▶ _Listed records_
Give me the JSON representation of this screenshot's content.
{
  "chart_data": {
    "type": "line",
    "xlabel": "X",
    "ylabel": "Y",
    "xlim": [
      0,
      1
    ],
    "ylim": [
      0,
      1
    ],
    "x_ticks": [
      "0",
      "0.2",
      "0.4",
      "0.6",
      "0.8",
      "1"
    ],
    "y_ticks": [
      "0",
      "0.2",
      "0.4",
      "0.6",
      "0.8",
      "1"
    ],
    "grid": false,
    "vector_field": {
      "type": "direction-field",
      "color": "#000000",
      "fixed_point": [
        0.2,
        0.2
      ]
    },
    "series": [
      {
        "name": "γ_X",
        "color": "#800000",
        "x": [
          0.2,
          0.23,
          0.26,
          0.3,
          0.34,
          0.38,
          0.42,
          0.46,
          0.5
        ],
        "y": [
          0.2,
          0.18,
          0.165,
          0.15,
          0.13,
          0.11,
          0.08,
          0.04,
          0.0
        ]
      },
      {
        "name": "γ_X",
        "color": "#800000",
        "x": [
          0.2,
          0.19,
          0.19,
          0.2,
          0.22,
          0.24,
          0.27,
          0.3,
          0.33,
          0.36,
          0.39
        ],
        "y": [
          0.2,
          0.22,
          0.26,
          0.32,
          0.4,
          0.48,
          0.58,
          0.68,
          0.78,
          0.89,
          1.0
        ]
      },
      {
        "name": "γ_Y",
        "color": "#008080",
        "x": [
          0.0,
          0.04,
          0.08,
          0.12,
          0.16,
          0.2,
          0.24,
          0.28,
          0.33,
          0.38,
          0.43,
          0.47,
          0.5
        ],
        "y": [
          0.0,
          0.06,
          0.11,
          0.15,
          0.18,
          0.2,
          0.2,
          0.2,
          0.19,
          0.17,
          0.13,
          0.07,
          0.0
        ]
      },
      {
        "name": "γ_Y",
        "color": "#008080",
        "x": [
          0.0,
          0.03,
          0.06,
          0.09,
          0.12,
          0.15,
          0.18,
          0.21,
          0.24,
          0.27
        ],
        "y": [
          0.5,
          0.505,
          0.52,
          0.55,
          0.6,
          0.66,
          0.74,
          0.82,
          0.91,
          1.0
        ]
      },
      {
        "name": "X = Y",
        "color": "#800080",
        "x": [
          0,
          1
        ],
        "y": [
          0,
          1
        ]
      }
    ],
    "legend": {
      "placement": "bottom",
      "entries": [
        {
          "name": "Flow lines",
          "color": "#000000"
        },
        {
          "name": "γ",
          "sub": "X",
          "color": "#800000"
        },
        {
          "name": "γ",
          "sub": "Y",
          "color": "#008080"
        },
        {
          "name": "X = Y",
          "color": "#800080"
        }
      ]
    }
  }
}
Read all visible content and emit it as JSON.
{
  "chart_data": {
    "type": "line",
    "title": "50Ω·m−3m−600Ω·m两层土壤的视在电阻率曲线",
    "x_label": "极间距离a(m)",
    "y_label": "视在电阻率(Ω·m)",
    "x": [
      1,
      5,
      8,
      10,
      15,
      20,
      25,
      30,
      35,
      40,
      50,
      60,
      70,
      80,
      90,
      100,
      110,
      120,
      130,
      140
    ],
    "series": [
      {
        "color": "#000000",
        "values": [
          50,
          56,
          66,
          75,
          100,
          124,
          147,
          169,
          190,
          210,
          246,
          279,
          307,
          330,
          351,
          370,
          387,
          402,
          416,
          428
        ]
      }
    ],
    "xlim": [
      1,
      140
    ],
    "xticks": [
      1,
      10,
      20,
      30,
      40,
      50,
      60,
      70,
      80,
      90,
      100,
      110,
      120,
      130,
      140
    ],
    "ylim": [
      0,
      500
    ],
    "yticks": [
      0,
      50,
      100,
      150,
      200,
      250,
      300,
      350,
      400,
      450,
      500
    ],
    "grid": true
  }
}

▶ _What needs to be done_
Exactly and exclusively, repeat the lines from the line that contains "Read all visible content and emit it as JSON." through the end of the records, both ends included.

▶ _Task response_
Read all visible content and emit it as JSON.
{
  "chart_data": {
    "type": "line",
    "title": "50Ω·m−3m−600Ω·m两层土壤的视在电阻率曲线",
    "x_label": "极间距离a(m)",
    "y_label": "视在电阻率(Ω·m)",
    "x": [
      1,
      5,
      8,
      10,
      15,
      20,
      25,
      30,
      35,
      40,
      50,
      60,
      70,
      80,
      90,
      100,
      110,
      120,
      130,
      140
    ],
    "series": [
      {
        "color": "#000000",
        "values": [
          50,
          56,
          66,
          75,
          100,
          124,
          147,
          169,
          190,
          210,
          246,
          279,
          307,
          330,
          351,
          370,
          387,
          402,
          416,
          428
        ]
      }
    ],
    "xlim": [
      1,
      140
    ],
    "xticks": [
      1,
      10,
      20,
      30,
      40,
      50,
      60,
      70,
      80,
      90,
      100,
      110,
      120,
      130,
      140
    ],
    "ylim": [
      0,
      500
    ],
    "yticks": [
      0,
      50,
      100,
      150,
      200,
      250,
      300,
      350,
      400,
      450,
      500
    ],
    "grid": true
  }
}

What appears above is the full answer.